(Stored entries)
__________
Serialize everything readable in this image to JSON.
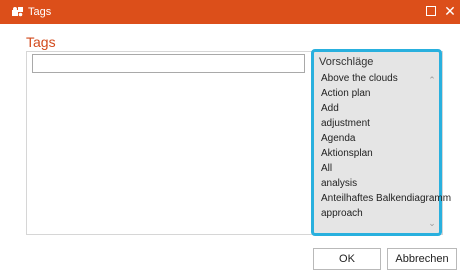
{
  "window": {
    "title": "Tags",
    "app_icon": "tags-puzzle-icon",
    "maximize_icon": "maximize-icon",
    "close_symbol": "✕",
    "accent_color": "#dc4f1a"
  },
  "section": {
    "title": "Tags"
  },
  "tag_input": {
    "value": "",
    "placeholder": ""
  },
  "suggestions": {
    "header": "Vorschläge",
    "border_color": "#29b0de",
    "items": [
      "Above the clouds",
      "Action plan",
      "Add",
      "adjustment",
      "Agenda",
      "Aktionsplan",
      "All",
      "analysis",
      "Anteilhaftes Balkendiagramm",
      "approach"
    ],
    "scroll_up_icon": "chevron-up-icon",
    "scroll_down_icon": "chevron-down-icon"
  },
  "buttons": {
    "ok": "OK",
    "cancel": "Abbrechen"
  }
}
__________
Your goal
Transcribe the listing above verbatim. Omit the pictures.

Expected answer
Serialize everything readable in this image to JSON.
{
  "window": {
    "title": "Tags",
    "app_icon": "tags-puzzle-icon",
    "maximize_icon": "maximize-icon",
    "close_symbol": "✕",
    "accent_color": "#dc4f1a"
  },
  "section": {
    "title": "Tags"
  },
  "tag_input": {
    "value": "",
    "placeholder": ""
  },
  "suggestions": {
    "header": "Vorschläge",
    "border_color": "#29b0de",
    "items": [
      "Above the clouds",
      "Action plan",
      "Add",
      "adjustment",
      "Agenda",
      "Aktionsplan",
      "All",
      "analysis",
      "Anteilhaftes Balkendiagramm",
      "approach"
    ],
    "scroll_up_icon": "chevron-up-icon",
    "scroll_down_icon": "chevron-down-icon"
  },
  "buttons": {
    "ok": "OK",
    "cancel": "Abbrechen"
  }
}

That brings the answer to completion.